> Direction: Read the data and repeat it in full, exactly.

> Material for this task:
***

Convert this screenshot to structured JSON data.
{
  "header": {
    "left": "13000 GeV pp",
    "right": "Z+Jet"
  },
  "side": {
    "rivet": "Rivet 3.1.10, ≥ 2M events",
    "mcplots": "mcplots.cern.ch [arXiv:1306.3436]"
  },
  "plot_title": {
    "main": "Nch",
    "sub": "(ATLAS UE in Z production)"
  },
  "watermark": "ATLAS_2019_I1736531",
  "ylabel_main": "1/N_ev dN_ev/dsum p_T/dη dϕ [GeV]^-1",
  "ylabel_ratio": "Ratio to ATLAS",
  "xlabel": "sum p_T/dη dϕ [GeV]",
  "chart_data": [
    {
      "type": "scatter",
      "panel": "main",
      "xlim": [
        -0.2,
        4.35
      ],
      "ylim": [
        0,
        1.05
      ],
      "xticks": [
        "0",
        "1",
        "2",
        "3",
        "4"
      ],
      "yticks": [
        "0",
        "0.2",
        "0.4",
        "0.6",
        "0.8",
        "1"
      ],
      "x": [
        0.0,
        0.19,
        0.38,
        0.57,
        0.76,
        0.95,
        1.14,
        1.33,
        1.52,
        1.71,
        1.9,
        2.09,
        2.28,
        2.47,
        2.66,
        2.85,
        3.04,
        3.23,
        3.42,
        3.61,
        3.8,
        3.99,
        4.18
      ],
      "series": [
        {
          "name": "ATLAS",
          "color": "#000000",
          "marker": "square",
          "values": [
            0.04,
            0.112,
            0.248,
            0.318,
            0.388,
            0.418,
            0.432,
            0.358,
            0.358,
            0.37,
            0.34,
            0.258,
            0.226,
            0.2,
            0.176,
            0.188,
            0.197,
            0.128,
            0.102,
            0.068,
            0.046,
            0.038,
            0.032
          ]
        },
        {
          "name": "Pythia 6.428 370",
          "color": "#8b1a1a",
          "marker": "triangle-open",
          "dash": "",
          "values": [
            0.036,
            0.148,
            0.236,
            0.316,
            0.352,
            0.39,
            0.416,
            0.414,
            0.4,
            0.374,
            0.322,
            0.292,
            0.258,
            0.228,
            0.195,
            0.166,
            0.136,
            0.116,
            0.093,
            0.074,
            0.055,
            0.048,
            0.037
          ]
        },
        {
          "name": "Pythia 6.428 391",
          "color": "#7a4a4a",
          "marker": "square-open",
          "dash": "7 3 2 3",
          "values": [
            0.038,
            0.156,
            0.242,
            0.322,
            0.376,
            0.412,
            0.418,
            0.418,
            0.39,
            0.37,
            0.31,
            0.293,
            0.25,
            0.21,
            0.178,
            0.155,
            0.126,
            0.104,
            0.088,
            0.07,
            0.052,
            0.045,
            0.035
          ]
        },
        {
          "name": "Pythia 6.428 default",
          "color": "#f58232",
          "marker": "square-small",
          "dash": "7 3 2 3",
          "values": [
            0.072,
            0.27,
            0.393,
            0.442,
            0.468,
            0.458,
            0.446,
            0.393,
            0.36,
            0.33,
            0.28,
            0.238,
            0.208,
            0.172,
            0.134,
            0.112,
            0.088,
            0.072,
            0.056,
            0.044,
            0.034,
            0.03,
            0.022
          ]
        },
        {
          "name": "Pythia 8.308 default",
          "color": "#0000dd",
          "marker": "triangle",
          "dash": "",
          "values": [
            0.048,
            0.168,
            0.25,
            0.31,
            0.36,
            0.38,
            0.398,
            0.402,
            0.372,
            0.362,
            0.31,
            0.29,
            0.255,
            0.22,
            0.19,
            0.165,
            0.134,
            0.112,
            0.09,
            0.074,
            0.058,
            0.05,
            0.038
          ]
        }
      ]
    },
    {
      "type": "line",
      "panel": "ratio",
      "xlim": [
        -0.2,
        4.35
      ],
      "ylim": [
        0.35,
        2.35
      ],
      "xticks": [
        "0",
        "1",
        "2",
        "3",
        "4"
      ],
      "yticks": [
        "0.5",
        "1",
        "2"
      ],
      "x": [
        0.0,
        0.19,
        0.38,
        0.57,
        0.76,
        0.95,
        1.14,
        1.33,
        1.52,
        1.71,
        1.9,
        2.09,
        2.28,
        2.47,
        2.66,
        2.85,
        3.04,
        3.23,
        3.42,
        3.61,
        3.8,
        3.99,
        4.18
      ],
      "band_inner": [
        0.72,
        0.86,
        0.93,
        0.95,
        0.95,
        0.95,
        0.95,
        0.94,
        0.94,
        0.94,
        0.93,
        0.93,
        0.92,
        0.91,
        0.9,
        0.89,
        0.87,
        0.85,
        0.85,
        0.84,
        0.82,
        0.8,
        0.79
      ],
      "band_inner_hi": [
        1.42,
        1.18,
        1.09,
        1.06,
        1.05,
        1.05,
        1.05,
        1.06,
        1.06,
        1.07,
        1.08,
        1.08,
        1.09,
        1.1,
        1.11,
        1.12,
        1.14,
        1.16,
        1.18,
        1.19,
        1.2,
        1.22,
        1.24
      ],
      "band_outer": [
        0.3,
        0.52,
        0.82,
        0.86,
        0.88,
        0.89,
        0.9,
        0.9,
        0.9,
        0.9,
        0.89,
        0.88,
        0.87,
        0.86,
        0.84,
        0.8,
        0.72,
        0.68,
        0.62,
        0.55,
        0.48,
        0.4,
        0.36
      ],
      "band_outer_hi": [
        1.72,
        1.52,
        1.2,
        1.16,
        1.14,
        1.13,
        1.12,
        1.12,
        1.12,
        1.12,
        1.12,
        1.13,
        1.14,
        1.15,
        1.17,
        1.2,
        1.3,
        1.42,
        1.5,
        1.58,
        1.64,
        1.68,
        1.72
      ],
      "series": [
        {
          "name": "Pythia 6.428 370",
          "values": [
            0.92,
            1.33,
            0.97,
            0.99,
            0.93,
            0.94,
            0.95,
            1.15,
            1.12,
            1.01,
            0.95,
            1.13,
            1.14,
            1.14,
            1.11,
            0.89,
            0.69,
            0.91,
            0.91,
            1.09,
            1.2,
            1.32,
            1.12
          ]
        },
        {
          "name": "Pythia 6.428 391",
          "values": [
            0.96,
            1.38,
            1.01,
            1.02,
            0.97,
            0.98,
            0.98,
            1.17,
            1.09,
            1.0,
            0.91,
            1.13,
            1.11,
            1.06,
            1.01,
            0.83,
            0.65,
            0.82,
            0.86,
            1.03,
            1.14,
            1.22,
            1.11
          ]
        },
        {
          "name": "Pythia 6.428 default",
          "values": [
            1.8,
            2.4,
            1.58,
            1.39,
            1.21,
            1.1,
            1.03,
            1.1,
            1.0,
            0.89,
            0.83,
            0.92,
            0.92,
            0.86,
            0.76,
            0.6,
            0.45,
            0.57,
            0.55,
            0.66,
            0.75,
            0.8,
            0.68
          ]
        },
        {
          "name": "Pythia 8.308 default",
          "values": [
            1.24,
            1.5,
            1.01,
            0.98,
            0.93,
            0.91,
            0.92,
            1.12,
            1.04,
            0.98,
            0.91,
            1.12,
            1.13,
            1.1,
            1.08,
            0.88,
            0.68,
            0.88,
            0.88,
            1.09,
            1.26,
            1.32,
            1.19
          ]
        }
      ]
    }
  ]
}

***

> Answer to the problem:
Convert this screenshot to structured JSON data.
{
  "header": {
    "left": "13000 GeV pp",
    "right": "Z+Jet"
  },
  "side": {
    "rivet": "Rivet 3.1.10, ≥ 2M events",
    "mcplots": "mcplots.cern.ch [arXiv:1306.3436]"
  },
  "plot_title": {
    "main": "Nch",
    "sub": "(ATLAS UE in Z production)"
  },
  "watermark": "ATLAS_2019_I1736531",
  "ylabel_main": "1/N_ev dN_ev/dsum p_T/dη dϕ [GeV]^-1",
  "ylabel_ratio": "Ratio to ATLAS",
  "xlabel": "sum p_T/dη dϕ [GeV]",
  "chart_data": [
    {
      "type": "scatter",
      "panel": "main",
      "xlim": [
        -0.2,
        4.35
      ],
      "ylim": [
        0,
        1.05
      ],
      "xticks": [
        "0",
        "1",
        "2",
        "3",
        "4"
      ],
      "yticks": [
        "0",
        "0.2",
        "0.4",
        "0.6",
        "0.8",
        "1"
      ],
      "x": [
        0.0,
        0.19,
        0.38,
        0.57,
        0.76,
        0.95,
        1.14,
        1.33,
        1.52,
        1.71,
        1.9,
        2.09,
        2.28,
        2.47,
        2.66,
        2.85,
        3.04,
        3.23,
        3.42,
        3.61,
        3.8,
        3.99,
        4.18
      ],
      "series": [
        {
          "name": "ATLAS",
          "color": "#000000",
          "marker": "square",
          "values": [
            0.04,
            0.112,
            0.248,
            0.318,
            0.388,
            0.418,
            0.432,
            0.358,
            0.358,
            0.37,
            0.34,
            0.258,
            0.226,
            0.2,
            0.176,
            0.188,
            0.197,
            0.128,
            0.102,
            0.068,
            0.046,
            0.038,
            0.032
          ]
        },
        {
          "name": "Pythia 6.428 370",
          "color": "#8b1a1a",
          "marker": "triangle-open",
          "dash": "",
          "values": [
            0.036,
            0.148,
            0.236,
            0.316,
            0.352,
            0.39,
            0.416,
            0.414,
            0.4,
            0.374,
            0.322,
            0.292,
            0.258,
            0.228,
            0.195,
            0.166,
            0.136,
            0.116,
            0.093,
            0.074,
            0.055,
            0.048,
            0.037
          ]
        },
        {
          "name": "Pythia 6.428 391",
          "color": "#7a4a4a",
          "marker": "square-open",
          "dash": "7 3 2 3",
          "values": [
            0.038,
            0.156,
            0.242,
            0.322,
            0.376,
            0.412,
            0.418,
            0.418,
            0.39,
            0.37,
            0.31,
            0.293,
            0.25,
            0.21,
            0.178,
            0.155,
            0.126,
            0.104,
            0.088,
            0.07,
            0.052,
            0.045,
            0.035
          ]
        },
        {
          "name": "Pythia 6.428 default",
          "color": "#f58232",
          "marker": "square-small",
          "dash": "7 3 2 3",
          "values": [
            0.072,
            0.27,
            0.393,
            0.442,
            0.468,
            0.458,
            0.446,
            0.393,
            0.36,
            0.33,
            0.28,
            0.238,
            0.208,
            0.172,
            0.134,
            0.112,
            0.088,
            0.072,
            0.056,
            0.044,
            0.034,
            0.03,
            0.022
          ]
        },
        {
          "name": "Pythia 8.308 default",
          "color": "#0000dd",
          "marker": "triangle",
          "dash": "",
          "values": [
            0.048,
            0.168,
            0.25,
            0.31,
            0.36,
            0.38,
            0.398,
            0.402,
            0.372,
            0.362,
            0.31,
            0.29,
            0.255,
            0.22,
            0.19,
            0.165,
            0.134,
            0.112,
            0.09,
            0.074,
            0.058,
            0.05,
            0.038
          ]
        }
      ]
    },
    {
      "type": "line",
      "panel": "ratio",
      "xlim": [
        -0.2,
        4.35
      ],
      "ylim": [
        0.35,
        2.35
      ],
      "xticks": [
        "0",
        "1",
        "2",
        "3",
        "4"
      ],
      "yticks": [
        "0.5",
        "1",
        "2"
      ],
      "x": [
        0.0,
        0.19,
        0.38,
        0.57,
        0.76,
        0.95,
        1.14,
        1.33,
        1.52,
        1.71,
        1.9,
        2.09,
        2.28,
        2.47,
        2.66,
        2.85,
        3.04,
        3.23,
        3.42,
        3.61,
        3.8,
        3.99,
        4.18
      ],
      "band_inner": [
        0.72,
        0.86,
        0.93,
        0.95,
        0.95,
        0.95,
        0.95,
        0.94,
        0.94,
        0.94,
        0.93,
        0.93,
        0.92,
        0.91,
        0.9,
        0.89,
        0.87,
        0.85,
        0.85,
        0.84,
        0.82,
        0.8,
        0.79
      ],
      "band_inner_hi": [
        1.42,
        1.18,
        1.09,
        1.06,
        1.05,
        1.05,
        1.05,
        1.06,
        1.06,
        1.07,
        1.08,
        1.08,
        1.09,
        1.1,
        1.11,
        1.12,
        1.14,
        1.16,
        1.18,
        1.19,
        1.2,
        1.22,
        1.24
      ],
      "band_outer": [
        0.3,
        0.52,
        0.82,
        0.86,
        0.88,
        0.89,
        0.9,
        0.9,
        0.9,
        0.9,
        0.89,
        0.88,
        0.87,
        0.86,
        0.84,
        0.8,
        0.72,
        0.68,
        0.62,
        0.55,
        0.48,
        0.4,
        0.36
      ],
      "band_outer_hi": [
        1.72,
        1.52,
        1.2,
        1.16,
        1.14,
        1.13,
        1.12,
        1.12,
        1.12,
        1.12,
        1.12,
        1.13,
        1.14,
        1.15,
        1.17,
        1.2,
        1.3,
        1.42,
        1.5,
        1.58,
        1.64,
        1.68,
        1.72
      ],
      "series": [
        {
          "name": "Pythia 6.428 370",
          "values": [
            0.92,
            1.33,
            0.97,
            0.99,
            0.93,
            0.94,
            0.95,
            1.15,
            1.12,
            1.01,
            0.95,
            1.13,
            1.14,
            1.14,
            1.11,
            0.89,
            0.69,
            0.91,
            0.91,
            1.09,
            1.2,
            1.32,
            1.12
          ]
        },
        {
          "name": "Pythia 6.428 391",
          "values": [
            0.96,
            1.38,
            1.01,
            1.02,
            0.97,
            0.98,
            0.98,
            1.17,
            1.09,
            1.0,
            0.91,
            1.13,
            1.11,
            1.06,
            1.01,
            0.83,
            0.65,
            0.82,
            0.86,
            1.03,
            1.14,
            1.22,
            1.11
          ]
        },
        {
          "name": "Pythia 6.428 default",
          "values": [
            1.8,
            2.4,
            1.58,
            1.39,
            1.21,
            1.1,
            1.03,
            1.1,
            1.0,
            0.89,
            0.83,
            0.92,
            0.92,
            0.86,
            0.76,
            0.6,
            0.45,
            0.57,
            0.55,
            0.66,
            0.75,
            0.8,
            0.68
          ]
        },
        {
          "name": "Pythia 8.308 default",
          "values": [
            1.24,
            1.5,
            1.01,
            0.98,
            0.93,
            0.91,
            0.92,
            1.12,
            1.04,
            0.98,
            0.91,
            1.12,
            1.13,
            1.1,
            1.08,
            0.88,
            0.68,
            0.88,
            0.88,
            1.09,
            1.26,
            1.32,
            1.19
          ]
        }
      ]
    }
  ]
}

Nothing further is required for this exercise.